### Direction
Every line of the records below should be restated exactly.

(Data records)
▼

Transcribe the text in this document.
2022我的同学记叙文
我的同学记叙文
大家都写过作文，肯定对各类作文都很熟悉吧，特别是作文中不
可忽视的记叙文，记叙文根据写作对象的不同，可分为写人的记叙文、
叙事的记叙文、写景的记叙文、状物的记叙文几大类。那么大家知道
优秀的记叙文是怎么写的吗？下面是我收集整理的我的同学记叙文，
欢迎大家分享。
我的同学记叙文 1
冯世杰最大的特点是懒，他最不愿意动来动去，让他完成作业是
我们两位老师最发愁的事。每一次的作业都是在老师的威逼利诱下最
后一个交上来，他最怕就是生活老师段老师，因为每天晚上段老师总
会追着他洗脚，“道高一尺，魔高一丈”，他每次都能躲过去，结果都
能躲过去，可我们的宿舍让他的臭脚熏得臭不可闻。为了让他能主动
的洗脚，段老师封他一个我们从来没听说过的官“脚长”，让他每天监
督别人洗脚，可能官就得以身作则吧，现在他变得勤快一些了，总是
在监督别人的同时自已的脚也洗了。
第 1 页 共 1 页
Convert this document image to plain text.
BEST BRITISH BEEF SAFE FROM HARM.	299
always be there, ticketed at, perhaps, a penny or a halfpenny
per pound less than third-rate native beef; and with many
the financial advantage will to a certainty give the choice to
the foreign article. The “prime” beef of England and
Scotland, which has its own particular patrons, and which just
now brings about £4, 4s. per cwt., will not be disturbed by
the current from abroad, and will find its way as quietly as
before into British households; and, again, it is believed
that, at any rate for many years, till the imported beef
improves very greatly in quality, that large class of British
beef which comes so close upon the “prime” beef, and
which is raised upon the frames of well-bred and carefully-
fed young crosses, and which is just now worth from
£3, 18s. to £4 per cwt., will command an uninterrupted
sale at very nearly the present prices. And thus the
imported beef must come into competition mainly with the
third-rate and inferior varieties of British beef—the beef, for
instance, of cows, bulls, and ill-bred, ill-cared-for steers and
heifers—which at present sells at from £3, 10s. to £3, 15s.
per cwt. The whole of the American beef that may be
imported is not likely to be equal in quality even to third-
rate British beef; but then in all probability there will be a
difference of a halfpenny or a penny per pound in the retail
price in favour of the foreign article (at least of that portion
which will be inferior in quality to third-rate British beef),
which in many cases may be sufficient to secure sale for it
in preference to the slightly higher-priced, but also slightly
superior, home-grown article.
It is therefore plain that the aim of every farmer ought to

▲

### Correct answer
Transcribe the text in this document.
2022我的同学记叙文
我的同学记叙文
大家都写过作文，肯定对各类作文都很熟悉吧，特别是作文中不
可忽视的记叙文，记叙文根据写作对象的不同，可分为写人的记叙文、
叙事的记叙文、写景的记叙文、状物的记叙文几大类。那么大家知道
优秀的记叙文是怎么写的吗？下面是我收集整理的我的同学记叙文，
欢迎大家分享。
我的同学记叙文 1
冯世杰最大的特点是懒，他最不愿意动来动去，让他完成作业是
我们两位老师最发愁的事。每一次的作业都是在老师的威逼利诱下最
后一个交上来，他最怕就是生活老师段老师，因为每天晚上段老师总
会追着他洗脚，“道高一尺，魔高一丈”，他每次都能躲过去，结果都
能躲过去，可我们的宿舍让他的臭脚熏得臭不可闻。为了让他能主动
的洗脚，段老师封他一个我们从来没听说过的官“脚长”，让他每天监
督别人洗脚，可能官就得以身作则吧，现在他变得勤快一些了，总是
在监督别人的同时自已的脚也洗了。
第 1 页 共 1 页
Convert this document image to plain text.
BEST BRITISH BEEF SAFE FROM HARM.	299
always be there, ticketed at, perhaps, a penny or a halfpenny
per pound less than third-rate native beef; and with many
the financial advantage will to a certainty give the choice to
the foreign article. The “prime” beef of England and
Scotland, which has its own particular patrons, and which just
now brings about £4, 4s. per cwt., will not be disturbed by
the current from abroad, and will find its way as quietly as
before into British households; and, again, it is believed
that, at any rate for many years, till the imported beef
improves very greatly in quality, that large class of British
beef which comes so close upon the “prime” beef, and
which is raised upon the frames of well-bred and carefully-
fed young crosses, and which is just now worth from
£3, 18s. to £4 per cwt., will command an uninterrupted
sale at very nearly the present prices. And thus the
imported beef must come into competition mainly with the
third-rate and inferior varieties of British beef—the beef, for
instance, of cows, bulls, and ill-bred, ill-cared-for steers and
heifers—which at present sells at from £3, 10s. to £3, 15s.
per cwt. The whole of the American beef that may be
imported is not likely to be equal in quality even to third-
rate British beef; but then in all probability there will be a
difference of a halfpenny or a penny per pound in the retail
price in favour of the foreign article (at least of that portion
which will be inferior in quality to third-rate British beef),
which in many cases may be sufficient to secure sale for it
in preference to the slightly higher-priced, but also slightly
superior, home-grown article.
It is therefore plain that the aim of every farmer ought to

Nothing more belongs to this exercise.